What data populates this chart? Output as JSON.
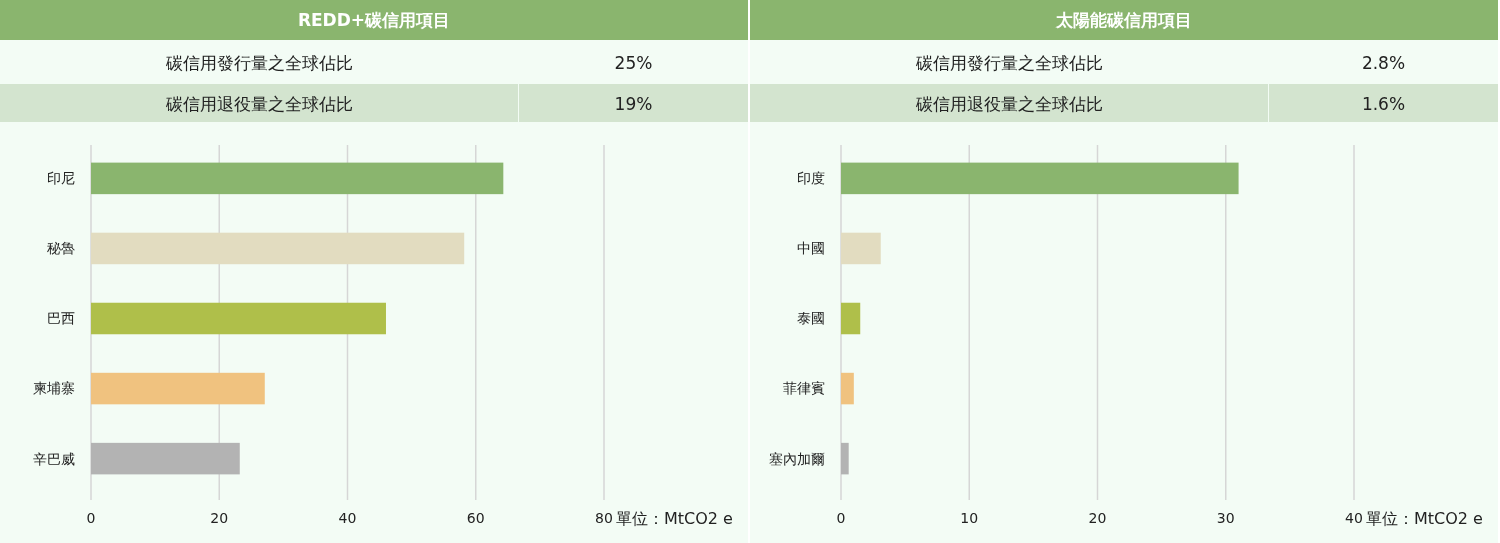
{
  "chart_data": [
    {
      "type": "bar",
      "title": "REDD+碳信用項目",
      "orientation": "horizontal",
      "categories": [
        "印尼",
        "秘魯",
        "巴西",
        "柬埔寨",
        "辛巴威"
      ],
      "values": [
        64.3,
        58.2,
        46,
        27.1,
        23.2
      ],
      "colors": [
        "#8ab56e",
        "#e2dcc0",
        "#afbf4a",
        "#f0c27f",
        "#b3b3b3"
      ],
      "xlim": [
        0,
        80
      ],
      "xticks": [
        0,
        20,
        40,
        60,
        80
      ],
      "grid": "x",
      "xlabel": "單位：MtCO2 e",
      "annotations": [
        "碳信用發行量之全球佔比",
        "25%",
        "碳信用退役量之全球佔比",
        "19%"
      ]
    },
    {
      "type": "bar",
      "title": "太陽能碳信用項目",
      "orientation": "horizontal",
      "categories": [
        "印度",
        "中國",
        "泰國",
        "菲律賓",
        "塞內加爾"
      ],
      "values": [
        31,
        3.1,
        1.5,
        1,
        0.6
      ],
      "colors": [
        "#8ab56e",
        "#e2dcc0",
        "#afbf4a",
        "#f0c27f",
        "#b3b3b3"
      ],
      "xlim": [
        0,
        40
      ],
      "xticks": [
        0,
        10,
        20,
        30,
        40
      ],
      "grid": "x",
      "xlabel": "單位：MtCO2 e",
      "annotations": [
        "碳信用發行量之全球佔比",
        "2.8%",
        "碳信用退役量之全球佔比",
        "1.6%"
      ]
    }
  ]
}
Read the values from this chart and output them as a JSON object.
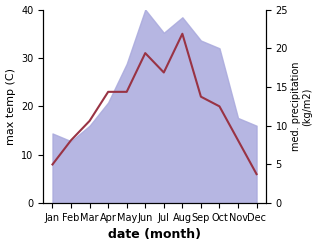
{
  "months": [
    "Jan",
    "Feb",
    "Mar",
    "Apr",
    "May",
    "Jun",
    "Jul",
    "Aug",
    "Sep",
    "Oct",
    "Nov",
    "Dec"
  ],
  "temperature": [
    8,
    13,
    17,
    23,
    23,
    31,
    27,
    35,
    22,
    20,
    13,
    6
  ],
  "precipitation": [
    9,
    8,
    10,
    13,
    18,
    25,
    22,
    24,
    21,
    20,
    11,
    10
  ],
  "temp_color": "#993344",
  "precip_color_fill": "#aaaadd",
  "title": "",
  "xlabel": "date (month)",
  "ylabel_left": "max temp (C)",
  "ylabel_right": "med. precipitation\n(kg/m2)",
  "ylim_left": [
    0,
    40
  ],
  "ylim_right": [
    0,
    25
  ],
  "yticks_left": [
    0,
    10,
    20,
    30,
    40
  ],
  "yticks_right": [
    0,
    5,
    10,
    15,
    20,
    25
  ],
  "background_color": "#ffffff"
}
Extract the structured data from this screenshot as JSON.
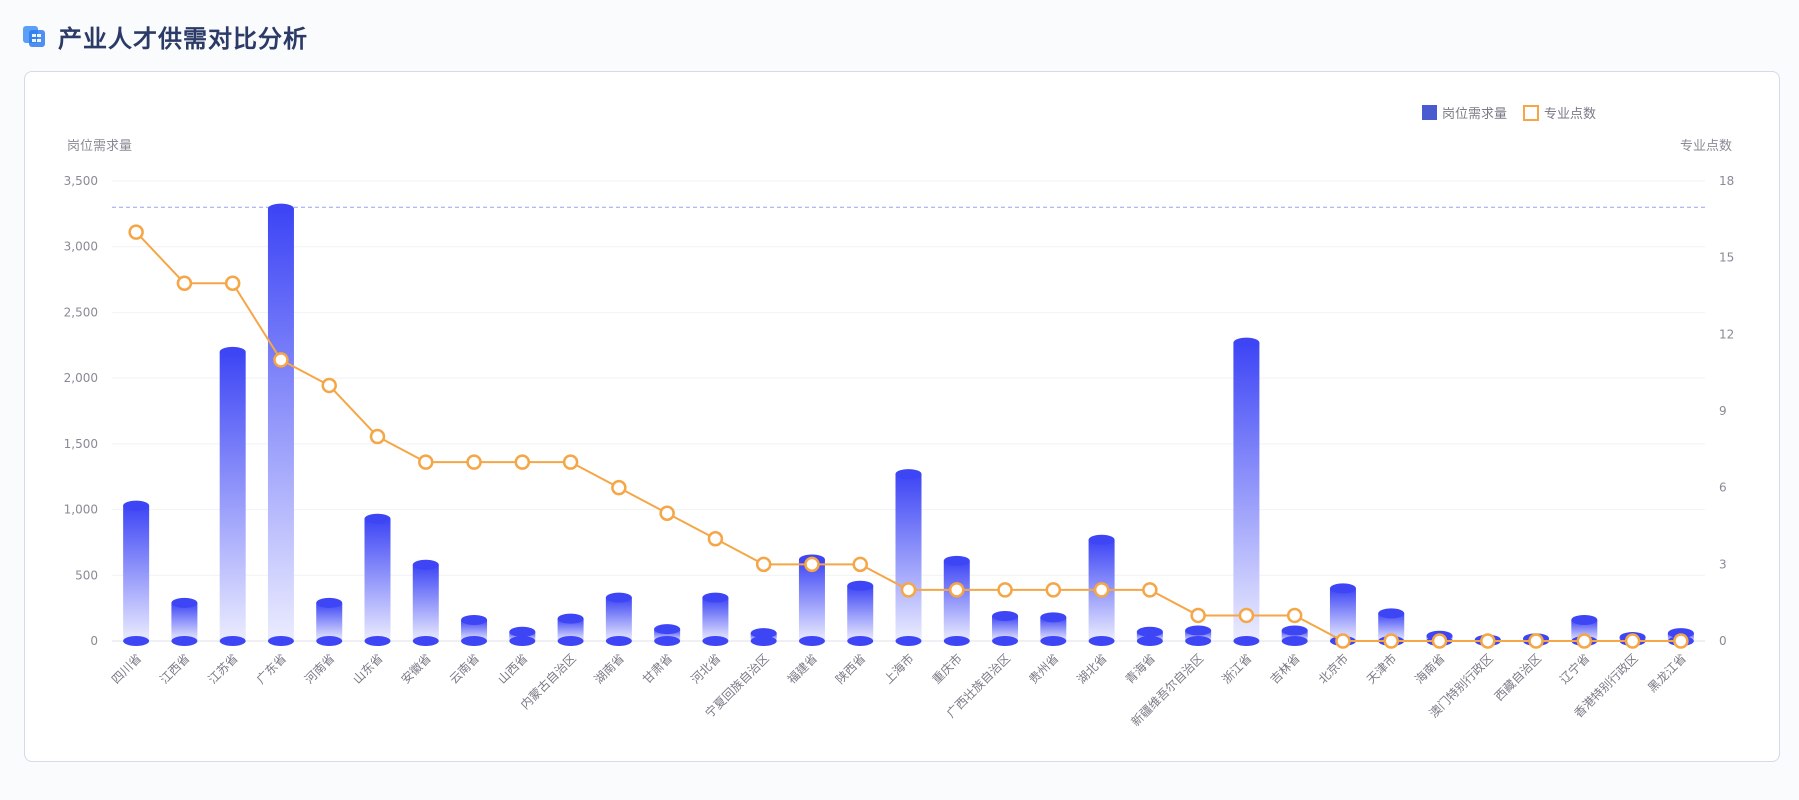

* * *

▸ Exercise requirements
Copy out the listing exactly as it stands, but not the pictures.

▸ Full answer
What data populates this chart? Output as JSON.
{
  "chart_data": [
    {
      "type": "bar",
      "title": "REDD+碳信用項目",
      "orientation": "horizontal",
      "categories": [
        "印尼",
        "秘魯",
        "巴西",
        "柬埔寨",
        "辛巴威"
      ],
      "values": [
        64.3,
        58.2,
        46,
        27.1,
        23.2
      ],
      "colors": [
        "#8ab56e",
        "#e2dcc0",
        "#afbf4a",
        "#f0c27f",
        "#b3b3b3"
      ],
      "xlim": [
        0,
        80
      ],
      "xticks": [
        0,
        20,
        40,
        60,
        80
      ],
      "grid": "x",
      "xlabel": "單位：MtCO2 e",
      "annotations": [
        "碳信用發行量之全球佔比",
        "25%",
        "碳信用退役量之全球佔比",
        "19%"
      ]
    },
    {
      "type": "bar",
      "title": "太陽能碳信用項目",
      "orientation": "horizontal",
      "categories": [
        "印度",
        "中國",
        "泰國",
        "菲律賓",
        "塞內加爾"
      ],
      "values": [
        31,
        3.1,
        1.5,
        1,
        0.6
      ],
      "colors": [
        "#8ab56e",
        "#e2dcc0",
        "#afbf4a",
        "#f0c27f",
        "#b3b3b3"
      ],
      "xlim": [
        0,
        40
      ],
      "xticks": [
        0,
        10,
        20,
        30,
        40
      ],
      "grid": "x",
      "xlabel": "單位：MtCO2 e",
      "annotations": [
        "碳信用發行量之全球佔比",
        "2.8%",
        "碳信用退役量之全球佔比",
        "1.6%"
      ]
    }
  ]
}
Read the values from this chart and output them as a JSON object.
{
  "months": [
    "Jan",
    "Feb",
    "Mar",
    "Apr",
    "May",
    "Jun",
    "Jul",
    "Aug",
    "Sep",
    "Oct",
    "Nov",
    "Dec"
  ],
  "temperature": [
    8,
    13,
    17,
    23,
    23,
    31,
    27,
    35,
    22,
    20,
    13,
    6
  ],
  "precipitation": [
    9,
    8,
    10,
    13,
    18,
    25,
    22,
    24,
    21,
    20,
    11,
    10
  ],
  "temp_color": "#993344",
  "precip_color_fill": "#aaaadd",
  "title": "",
  "xlabel": "date (month)",
  "ylabel_left": "max temp (C)",
  "ylabel_right": "med. precipitation\n(kg/m2)",
  "ylim_left": [
    0,
    40
  ],
  "ylim_right": [
    0,
    25
  ],
  "yticks_left": [
    0,
    10,
    20,
    30,
    40
  ],
  "yticks_right": [
    0,
    5,
    10,
    15,
    20,
    25
  ],
  "background_color": "#ffffff"
}
Extract the structured data from this screenshot as JSON.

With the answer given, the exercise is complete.